In the entries below, find every line holding the string "have" and collect it.

___

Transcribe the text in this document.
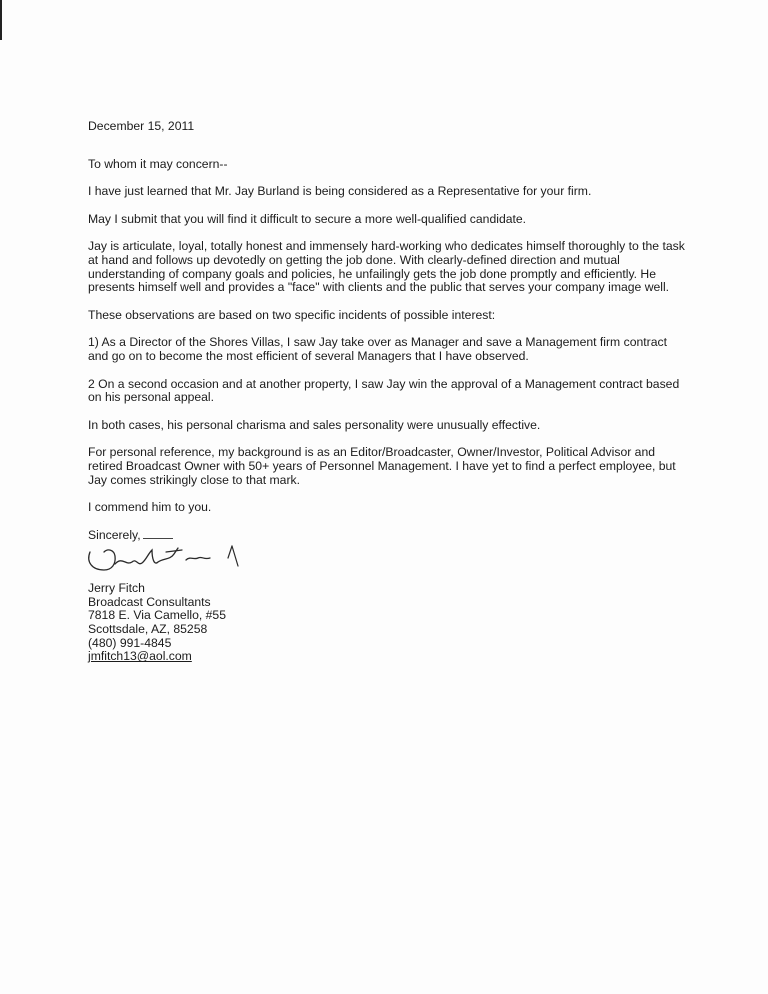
December 15, 2011

To whom it may concern--

I have just learned that Mr. Jay Burland is being considered as a Representative for your firm.

May I submit that you will find it difficult to secure a more well-qualified candidate.

Jay is articulate, loyal, totally honest and immensely hard-working who dedicates himself thoroughly to the task at hand and follows up devotedly on getting the job done. With clearly-defined direction and mutual understanding of company goals and policies, he unfailingly gets the job done promptly and efficiently. He presents himself well and provides a "face" with clients and the public that serves your company image well.

These observations are based on two specific incidents of possible interest:

1) As a Director of the Shores Villas, I saw Jay take over as Manager and save a Management firm contract and go on to become the most efficient of several Managers that I have observed.

2 On a second occasion and at another property, I saw Jay win the approval of a Management contract based on his personal appeal.

In both cases, his personal charisma and sales personality were unusually effective.

For personal reference, my background is as an Editor/Broadcaster, Owner/Investor, Political Advisor and retired Broadcast Owner with 50+ years of Personnel Management. I have yet to find a perfect employee, but Jay comes strikingly close to that mark.

I commend him to you.

Sincerely,

Jerry Fitch

Broadcast Consultants

7818 E. Via Camello, #55

Scottsdale, AZ, 85258

(480) 991-4845

jmfitch13@aol.com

___

_Finished answer_:
I have just learned that Mr. Jay Burland is being considered as a Representative for your firm.
1) As a Director of the Shores Villas, I saw Jay take over as Manager and save a Management firm contract and go on to become the most efficient of several Managers that I have observed.
For personal reference, my background is as an Editor/Broadcaster, Owner/Investor, Political Advisor and retired Broadcast Owner with 50+ years of Personnel Management. I have yet to find a perfect employee, but Jay comes strikingly close to that mark.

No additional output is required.